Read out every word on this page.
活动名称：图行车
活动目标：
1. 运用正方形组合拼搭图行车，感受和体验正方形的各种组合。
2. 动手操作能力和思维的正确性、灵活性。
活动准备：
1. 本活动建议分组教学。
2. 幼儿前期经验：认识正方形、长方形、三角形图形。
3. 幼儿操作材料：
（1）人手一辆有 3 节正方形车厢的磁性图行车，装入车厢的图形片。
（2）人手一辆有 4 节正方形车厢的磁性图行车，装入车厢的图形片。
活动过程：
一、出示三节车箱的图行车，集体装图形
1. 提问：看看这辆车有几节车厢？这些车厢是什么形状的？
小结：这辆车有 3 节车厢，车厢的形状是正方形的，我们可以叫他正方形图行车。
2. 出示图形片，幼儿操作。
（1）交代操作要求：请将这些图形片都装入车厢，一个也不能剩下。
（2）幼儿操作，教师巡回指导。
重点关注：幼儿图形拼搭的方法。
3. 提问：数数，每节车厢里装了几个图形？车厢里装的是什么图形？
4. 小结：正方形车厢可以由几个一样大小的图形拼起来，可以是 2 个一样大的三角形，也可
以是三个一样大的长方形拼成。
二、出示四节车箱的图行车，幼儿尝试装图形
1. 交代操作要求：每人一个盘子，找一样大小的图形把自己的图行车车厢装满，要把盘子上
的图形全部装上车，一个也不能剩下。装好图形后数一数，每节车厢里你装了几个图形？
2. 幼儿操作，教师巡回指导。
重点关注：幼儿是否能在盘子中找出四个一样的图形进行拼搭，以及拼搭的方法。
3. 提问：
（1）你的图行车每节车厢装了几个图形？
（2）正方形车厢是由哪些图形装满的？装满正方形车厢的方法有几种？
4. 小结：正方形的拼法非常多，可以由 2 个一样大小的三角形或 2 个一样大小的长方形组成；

◆ ◆ ◆ ◆

**What the task requires:** Please reproduce each line exactly as written.

**Full answer:**
Read out every word on this page.
活动名称：图行车
活动目标：
1. 运用正方形组合拼搭图行车，感受和体验正方形的各种组合。
2. 动手操作能力和思维的正确性、灵活性。
活动准备：
1. 本活动建议分组教学。
2. 幼儿前期经验：认识正方形、长方形、三角形图形。
3. 幼儿操作材料：
（1）人手一辆有 3 节正方形车厢的磁性图行车，装入车厢的图形片。
（2）人手一辆有 4 节正方形车厢的磁性图行车，装入车厢的图形片。
活动过程：
一、出示三节车箱的图行车，集体装图形
1. 提问：看看这辆车有几节车厢？这些车厢是什么形状的？
小结：这辆车有 3 节车厢，车厢的形状是正方形的，我们可以叫他正方形图行车。
2. 出示图形片，幼儿操作。
（1）交代操作要求：请将这些图形片都装入车厢，一个也不能剩下。
（2）幼儿操作，教师巡回指导。
重点关注：幼儿图形拼搭的方法。
3. 提问：数数，每节车厢里装了几个图形？车厢里装的是什么图形？
4. 小结：正方形车厢可以由几个一样大小的图形拼起来，可以是 2 个一样大的三角形，也可
以是三个一样大的长方形拼成。
二、出示四节车箱的图行车，幼儿尝试装图形
1. 交代操作要求：每人一个盘子，找一样大小的图形把自己的图行车车厢装满，要把盘子上
的图形全部装上车，一个也不能剩下。装好图形后数一数，每节车厢里你装了几个图形？
2. 幼儿操作，教师巡回指导。
重点关注：幼儿是否能在盘子中找出四个一样的图形进行拼搭，以及拼搭的方法。
3. 提问：
（1）你的图行车每节车厢装了几个图形？
（2）正方形车厢是由哪些图形装满的？装满正方形车厢的方法有几种？
4. 小结：正方形的拼法非常多，可以由 2 个一样大小的三角形或 2 个一样大小的长方形组成；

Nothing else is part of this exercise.